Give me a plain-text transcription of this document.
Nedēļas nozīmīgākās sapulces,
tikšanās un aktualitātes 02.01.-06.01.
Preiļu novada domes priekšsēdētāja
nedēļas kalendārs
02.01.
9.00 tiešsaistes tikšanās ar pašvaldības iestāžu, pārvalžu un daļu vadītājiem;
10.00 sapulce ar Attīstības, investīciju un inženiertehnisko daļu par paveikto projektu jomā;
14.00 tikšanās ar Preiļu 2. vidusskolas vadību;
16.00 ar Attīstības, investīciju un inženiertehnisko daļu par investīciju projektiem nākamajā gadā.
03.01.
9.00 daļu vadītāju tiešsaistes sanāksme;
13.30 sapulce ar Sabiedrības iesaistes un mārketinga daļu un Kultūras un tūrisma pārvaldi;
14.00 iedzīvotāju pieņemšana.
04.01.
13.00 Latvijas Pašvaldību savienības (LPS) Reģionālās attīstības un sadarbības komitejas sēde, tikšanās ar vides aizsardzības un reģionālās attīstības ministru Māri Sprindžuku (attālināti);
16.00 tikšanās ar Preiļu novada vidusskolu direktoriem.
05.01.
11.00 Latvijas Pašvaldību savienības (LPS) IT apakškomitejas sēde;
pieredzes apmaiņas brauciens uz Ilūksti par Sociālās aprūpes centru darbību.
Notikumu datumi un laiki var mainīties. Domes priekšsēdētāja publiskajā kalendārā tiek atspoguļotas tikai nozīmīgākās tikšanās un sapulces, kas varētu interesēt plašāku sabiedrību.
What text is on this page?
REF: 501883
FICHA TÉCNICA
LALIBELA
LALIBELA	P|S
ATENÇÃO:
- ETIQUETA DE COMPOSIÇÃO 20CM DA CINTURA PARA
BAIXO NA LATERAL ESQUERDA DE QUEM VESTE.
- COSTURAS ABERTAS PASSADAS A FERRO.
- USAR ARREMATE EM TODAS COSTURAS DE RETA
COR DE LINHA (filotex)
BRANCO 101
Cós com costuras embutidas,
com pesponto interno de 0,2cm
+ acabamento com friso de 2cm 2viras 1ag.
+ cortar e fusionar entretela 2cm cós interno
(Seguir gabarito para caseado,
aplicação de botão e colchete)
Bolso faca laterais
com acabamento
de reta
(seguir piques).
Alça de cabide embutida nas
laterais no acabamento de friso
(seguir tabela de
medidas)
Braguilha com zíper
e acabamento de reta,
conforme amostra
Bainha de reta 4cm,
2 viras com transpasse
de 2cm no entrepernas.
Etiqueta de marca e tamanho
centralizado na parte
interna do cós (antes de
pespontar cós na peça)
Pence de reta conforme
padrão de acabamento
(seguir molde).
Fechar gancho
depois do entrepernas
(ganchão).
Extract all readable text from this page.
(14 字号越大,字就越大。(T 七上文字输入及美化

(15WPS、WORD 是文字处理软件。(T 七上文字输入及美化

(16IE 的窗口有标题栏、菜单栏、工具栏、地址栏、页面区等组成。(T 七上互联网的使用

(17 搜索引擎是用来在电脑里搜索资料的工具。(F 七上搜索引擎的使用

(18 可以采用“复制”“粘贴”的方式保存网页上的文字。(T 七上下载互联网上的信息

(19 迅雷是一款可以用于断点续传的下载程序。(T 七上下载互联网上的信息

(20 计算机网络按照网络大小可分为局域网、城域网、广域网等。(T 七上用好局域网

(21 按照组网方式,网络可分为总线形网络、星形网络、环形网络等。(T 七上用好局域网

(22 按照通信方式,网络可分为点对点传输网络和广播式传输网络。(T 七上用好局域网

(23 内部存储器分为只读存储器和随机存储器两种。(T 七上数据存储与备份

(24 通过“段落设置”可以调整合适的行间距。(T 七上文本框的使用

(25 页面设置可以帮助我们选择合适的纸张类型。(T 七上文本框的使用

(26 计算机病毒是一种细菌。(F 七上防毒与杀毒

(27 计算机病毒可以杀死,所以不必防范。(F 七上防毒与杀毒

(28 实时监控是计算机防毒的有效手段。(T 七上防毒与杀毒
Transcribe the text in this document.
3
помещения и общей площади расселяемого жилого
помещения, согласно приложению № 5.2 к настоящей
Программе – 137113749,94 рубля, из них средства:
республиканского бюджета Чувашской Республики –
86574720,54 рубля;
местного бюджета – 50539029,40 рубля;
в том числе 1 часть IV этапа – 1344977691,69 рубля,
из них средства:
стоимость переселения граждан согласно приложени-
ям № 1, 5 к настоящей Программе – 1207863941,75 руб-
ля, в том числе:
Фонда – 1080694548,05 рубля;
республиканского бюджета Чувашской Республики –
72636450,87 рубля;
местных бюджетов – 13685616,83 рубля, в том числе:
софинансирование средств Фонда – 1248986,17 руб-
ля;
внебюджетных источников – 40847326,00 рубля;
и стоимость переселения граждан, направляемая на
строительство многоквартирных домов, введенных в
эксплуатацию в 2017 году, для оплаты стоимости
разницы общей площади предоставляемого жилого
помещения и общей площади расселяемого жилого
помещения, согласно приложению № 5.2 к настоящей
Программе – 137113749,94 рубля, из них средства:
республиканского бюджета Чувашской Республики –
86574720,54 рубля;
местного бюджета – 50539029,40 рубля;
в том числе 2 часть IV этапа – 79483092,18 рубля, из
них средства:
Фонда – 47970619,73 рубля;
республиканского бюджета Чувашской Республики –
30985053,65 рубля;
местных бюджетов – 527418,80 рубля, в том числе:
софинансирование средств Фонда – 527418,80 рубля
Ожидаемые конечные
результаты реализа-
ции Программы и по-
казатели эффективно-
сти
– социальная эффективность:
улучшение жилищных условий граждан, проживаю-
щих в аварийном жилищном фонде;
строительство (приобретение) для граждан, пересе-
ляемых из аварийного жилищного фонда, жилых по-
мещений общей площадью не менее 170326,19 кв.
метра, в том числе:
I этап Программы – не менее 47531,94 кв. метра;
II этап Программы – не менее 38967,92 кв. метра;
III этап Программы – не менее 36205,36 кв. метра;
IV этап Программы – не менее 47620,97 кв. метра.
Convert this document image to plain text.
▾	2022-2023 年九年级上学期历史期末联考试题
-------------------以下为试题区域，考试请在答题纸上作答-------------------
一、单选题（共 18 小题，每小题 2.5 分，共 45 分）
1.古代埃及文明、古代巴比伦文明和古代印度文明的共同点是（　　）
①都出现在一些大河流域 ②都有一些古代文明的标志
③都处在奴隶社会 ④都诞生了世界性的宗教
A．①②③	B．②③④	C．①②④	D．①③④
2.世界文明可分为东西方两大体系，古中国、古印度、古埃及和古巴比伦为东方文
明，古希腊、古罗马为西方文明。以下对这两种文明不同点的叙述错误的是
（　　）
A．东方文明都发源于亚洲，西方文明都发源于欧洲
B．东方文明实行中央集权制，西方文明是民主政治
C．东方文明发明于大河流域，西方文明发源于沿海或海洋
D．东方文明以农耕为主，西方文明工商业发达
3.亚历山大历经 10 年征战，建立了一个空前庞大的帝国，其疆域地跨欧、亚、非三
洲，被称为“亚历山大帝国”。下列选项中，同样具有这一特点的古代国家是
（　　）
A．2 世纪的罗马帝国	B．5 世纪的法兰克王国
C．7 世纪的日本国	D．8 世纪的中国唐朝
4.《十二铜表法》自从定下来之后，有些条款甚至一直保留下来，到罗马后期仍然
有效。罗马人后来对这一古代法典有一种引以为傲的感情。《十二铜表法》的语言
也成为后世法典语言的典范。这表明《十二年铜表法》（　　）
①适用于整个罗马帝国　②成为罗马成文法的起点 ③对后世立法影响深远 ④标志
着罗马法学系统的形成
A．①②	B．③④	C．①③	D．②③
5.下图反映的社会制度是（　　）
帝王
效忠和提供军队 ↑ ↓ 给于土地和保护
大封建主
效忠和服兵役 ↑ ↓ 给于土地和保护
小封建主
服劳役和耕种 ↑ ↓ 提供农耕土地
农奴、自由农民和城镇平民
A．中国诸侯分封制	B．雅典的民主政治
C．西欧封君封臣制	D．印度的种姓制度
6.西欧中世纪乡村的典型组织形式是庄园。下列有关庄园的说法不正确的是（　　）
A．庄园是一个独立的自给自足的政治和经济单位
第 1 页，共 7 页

::::::

Every line containing the string "Preiļu" must be listed.

(The reply)
Preiļu novada domes priekšsēdētāja
14.00 tikšanās ar Preiļu 2. vidusskolas vadību;
16.00 tikšanās ar Preiļu novada vidusskolu direktoriem.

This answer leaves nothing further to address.